Requirement :: Print every line of the data word for word.

Available records ::
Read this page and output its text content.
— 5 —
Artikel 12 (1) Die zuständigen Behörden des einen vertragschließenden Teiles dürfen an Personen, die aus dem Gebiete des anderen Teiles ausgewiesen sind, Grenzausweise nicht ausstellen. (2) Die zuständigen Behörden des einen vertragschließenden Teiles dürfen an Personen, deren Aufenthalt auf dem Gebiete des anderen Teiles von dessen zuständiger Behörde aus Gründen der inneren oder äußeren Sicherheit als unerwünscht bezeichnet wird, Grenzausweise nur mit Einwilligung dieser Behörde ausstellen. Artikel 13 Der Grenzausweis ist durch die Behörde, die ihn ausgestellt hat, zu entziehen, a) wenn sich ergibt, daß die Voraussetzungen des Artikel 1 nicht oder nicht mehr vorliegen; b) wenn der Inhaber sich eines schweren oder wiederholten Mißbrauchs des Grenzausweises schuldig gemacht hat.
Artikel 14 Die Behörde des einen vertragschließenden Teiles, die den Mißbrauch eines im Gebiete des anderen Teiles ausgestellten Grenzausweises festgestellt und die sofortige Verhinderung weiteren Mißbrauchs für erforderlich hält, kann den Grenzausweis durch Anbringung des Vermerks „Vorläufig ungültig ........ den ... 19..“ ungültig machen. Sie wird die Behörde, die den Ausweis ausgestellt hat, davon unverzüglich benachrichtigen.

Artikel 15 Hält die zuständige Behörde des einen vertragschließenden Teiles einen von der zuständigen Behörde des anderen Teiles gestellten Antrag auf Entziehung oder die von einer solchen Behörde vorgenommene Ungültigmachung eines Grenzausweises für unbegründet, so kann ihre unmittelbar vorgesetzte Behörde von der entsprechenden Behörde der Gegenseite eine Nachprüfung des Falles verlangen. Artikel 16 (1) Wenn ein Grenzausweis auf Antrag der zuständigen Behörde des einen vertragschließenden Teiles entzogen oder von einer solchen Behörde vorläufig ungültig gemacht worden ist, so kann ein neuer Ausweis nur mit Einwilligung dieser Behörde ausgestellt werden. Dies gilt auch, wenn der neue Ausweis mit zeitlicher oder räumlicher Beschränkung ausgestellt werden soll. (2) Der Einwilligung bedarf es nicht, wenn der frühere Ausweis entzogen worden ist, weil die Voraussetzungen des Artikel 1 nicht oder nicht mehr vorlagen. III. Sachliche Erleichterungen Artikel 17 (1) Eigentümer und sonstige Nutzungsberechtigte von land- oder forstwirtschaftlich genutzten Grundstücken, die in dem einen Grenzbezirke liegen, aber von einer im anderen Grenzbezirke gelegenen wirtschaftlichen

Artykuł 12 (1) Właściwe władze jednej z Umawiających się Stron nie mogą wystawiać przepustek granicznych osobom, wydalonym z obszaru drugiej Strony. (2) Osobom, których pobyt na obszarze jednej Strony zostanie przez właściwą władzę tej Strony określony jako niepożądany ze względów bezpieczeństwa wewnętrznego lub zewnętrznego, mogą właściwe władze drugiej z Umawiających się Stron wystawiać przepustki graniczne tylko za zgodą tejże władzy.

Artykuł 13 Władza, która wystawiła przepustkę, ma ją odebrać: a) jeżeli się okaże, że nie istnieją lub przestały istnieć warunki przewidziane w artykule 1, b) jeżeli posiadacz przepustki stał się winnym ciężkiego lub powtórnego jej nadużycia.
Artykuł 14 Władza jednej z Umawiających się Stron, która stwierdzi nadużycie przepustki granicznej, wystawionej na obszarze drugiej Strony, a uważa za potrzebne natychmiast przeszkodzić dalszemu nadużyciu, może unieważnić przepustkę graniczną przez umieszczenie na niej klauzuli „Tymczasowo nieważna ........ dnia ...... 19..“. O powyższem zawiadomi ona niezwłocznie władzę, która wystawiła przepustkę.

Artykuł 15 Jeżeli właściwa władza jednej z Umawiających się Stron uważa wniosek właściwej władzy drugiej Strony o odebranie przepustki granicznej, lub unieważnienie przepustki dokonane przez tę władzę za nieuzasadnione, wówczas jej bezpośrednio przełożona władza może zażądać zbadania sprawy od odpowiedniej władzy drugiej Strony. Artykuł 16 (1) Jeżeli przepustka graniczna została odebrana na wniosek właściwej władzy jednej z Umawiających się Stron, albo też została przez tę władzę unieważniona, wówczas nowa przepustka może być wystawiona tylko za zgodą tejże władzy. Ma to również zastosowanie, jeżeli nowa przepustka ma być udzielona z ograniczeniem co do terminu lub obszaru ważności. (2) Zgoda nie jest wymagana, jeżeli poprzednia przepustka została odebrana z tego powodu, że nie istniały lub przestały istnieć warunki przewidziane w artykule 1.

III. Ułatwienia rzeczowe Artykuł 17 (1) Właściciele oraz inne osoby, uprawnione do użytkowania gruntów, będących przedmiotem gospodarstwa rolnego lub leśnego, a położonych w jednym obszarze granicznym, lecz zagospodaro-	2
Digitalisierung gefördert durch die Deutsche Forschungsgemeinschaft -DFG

Result for this exercise ::
Read this page and output its text content.
— 5 —
Artikel 12 (1) Die zuständigen Behörden des einen vertragschließenden Teiles dürfen an Personen, die aus dem Gebiete des anderen Teiles ausgewiesen sind, Grenzausweise nicht ausstellen. (2) Die zuständigen Behörden des einen vertragschließenden Teiles dürfen an Personen, deren Aufenthalt auf dem Gebiete des anderen Teiles von dessen zuständiger Behörde aus Gründen der inneren oder äußeren Sicherheit als unerwünscht bezeichnet wird, Grenzausweise nur mit Einwilligung dieser Behörde ausstellen. Artikel 13 Der Grenzausweis ist durch die Behörde, die ihn ausgestellt hat, zu entziehen, a) wenn sich ergibt, daß die Voraussetzungen des Artikel 1 nicht oder nicht mehr vorliegen; b) wenn der Inhaber sich eines schweren oder wiederholten Mißbrauchs des Grenzausweises schuldig gemacht hat.
Artikel 14 Die Behörde des einen vertragschließenden Teiles, die den Mißbrauch eines im Gebiete des anderen Teiles ausgestellten Grenzausweises festgestellt und die sofortige Verhinderung weiteren Mißbrauchs für erforderlich hält, kann den Grenzausweis durch Anbringung des Vermerks „Vorläufig ungültig ........ den ... 19..“ ungültig machen. Sie wird die Behörde, die den Ausweis ausgestellt hat, davon unverzüglich benachrichtigen.

Artikel 15 Hält die zuständige Behörde des einen vertragschließenden Teiles einen von der zuständigen Behörde des anderen Teiles gestellten Antrag auf Entziehung oder die von einer solchen Behörde vorgenommene Ungültigmachung eines Grenzausweises für unbegründet, so kann ihre unmittelbar vorgesetzte Behörde von der entsprechenden Behörde der Gegenseite eine Nachprüfung des Falles verlangen. Artikel 16 (1) Wenn ein Grenzausweis auf Antrag der zuständigen Behörde des einen vertragschließenden Teiles entzogen oder von einer solchen Behörde vorläufig ungültig gemacht worden ist, so kann ein neuer Ausweis nur mit Einwilligung dieser Behörde ausgestellt werden. Dies gilt auch, wenn der neue Ausweis mit zeitlicher oder räumlicher Beschränkung ausgestellt werden soll. (2) Der Einwilligung bedarf es nicht, wenn der frühere Ausweis entzogen worden ist, weil die Voraussetzungen des Artikel 1 nicht oder nicht mehr vorlagen. III. Sachliche Erleichterungen Artikel 17 (1) Eigentümer und sonstige Nutzungsberechtigte von land- oder forstwirtschaftlich genutzten Grundstücken, die in dem einen Grenzbezirke liegen, aber von einer im anderen Grenzbezirke gelegenen wirtschaftlichen

Artykuł 12 (1) Właściwe władze jednej z Umawiających się Stron nie mogą wystawiać przepustek granicznych osobom, wydalonym z obszaru drugiej Strony. (2) Osobom, których pobyt na obszarze jednej Strony zostanie przez właściwą władzę tej Strony określony jako niepożądany ze względów bezpieczeństwa wewnętrznego lub zewnętrznego, mogą właściwe władze drugiej z Umawiających się Stron wystawiać przepustki graniczne tylko za zgodą tejże władzy.

Artykuł 13 Władza, która wystawiła przepustkę, ma ją odebrać: a) jeżeli się okaże, że nie istnieją lub przestały istnieć warunki przewidziane w artykule 1, b) jeżeli posiadacz przepustki stał się winnym ciężkiego lub powtórnego jej nadużycia.
Artykuł 14 Władza jednej z Umawiających się Stron, która stwierdzi nadużycie przepustki granicznej, wystawionej na obszarze drugiej Strony, a uważa za potrzebne natychmiast przeszkodzić dalszemu nadużyciu, może unieważnić przepustkę graniczną przez umieszczenie na niej klauzuli „Tymczasowo nieważna ........ dnia ...... 19..“. O powyższem zawiadomi ona niezwłocznie władzę, która wystawiła przepustkę.

Artykuł 15 Jeżeli właściwa władza jednej z Umawiających się Stron uważa wniosek właściwej władzy drugiej Strony o odebranie przepustki granicznej, lub unieważnienie przepustki dokonane przez tę władzę za nieuzasadnione, wówczas jej bezpośrednio przełożona władza może zażądać zbadania sprawy od odpowiedniej władzy drugiej Strony. Artykuł 16 (1) Jeżeli przepustka graniczna została odebrana na wniosek właściwej władzy jednej z Umawiających się Stron, albo też została przez tę władzę unieważniona, wówczas nowa przepustka może być wystawiona tylko za zgodą tejże władzy. Ma to również zastosowanie, jeżeli nowa przepustka ma być udzielona z ograniczeniem co do terminu lub obszaru ważności. (2) Zgoda nie jest wymagana, jeżeli poprzednia przepustka została odebrana z tego powodu, że nie istniały lub przestały istnieć warunki przewidziane w artykule 1.

III. Ułatwienia rzeczowe Artykuł 17 (1) Właściciele oraz inne osoby, uprawnione do użytkowania gruntów, będących przedmiotem gospodarstwa rolnego lub leśnego, a położonych w jednym obszarze granicznym, lecz zagospodaro-	2
Digitalisierung gefördert durch die Deutsche Forschungsgemeinschaft -DFG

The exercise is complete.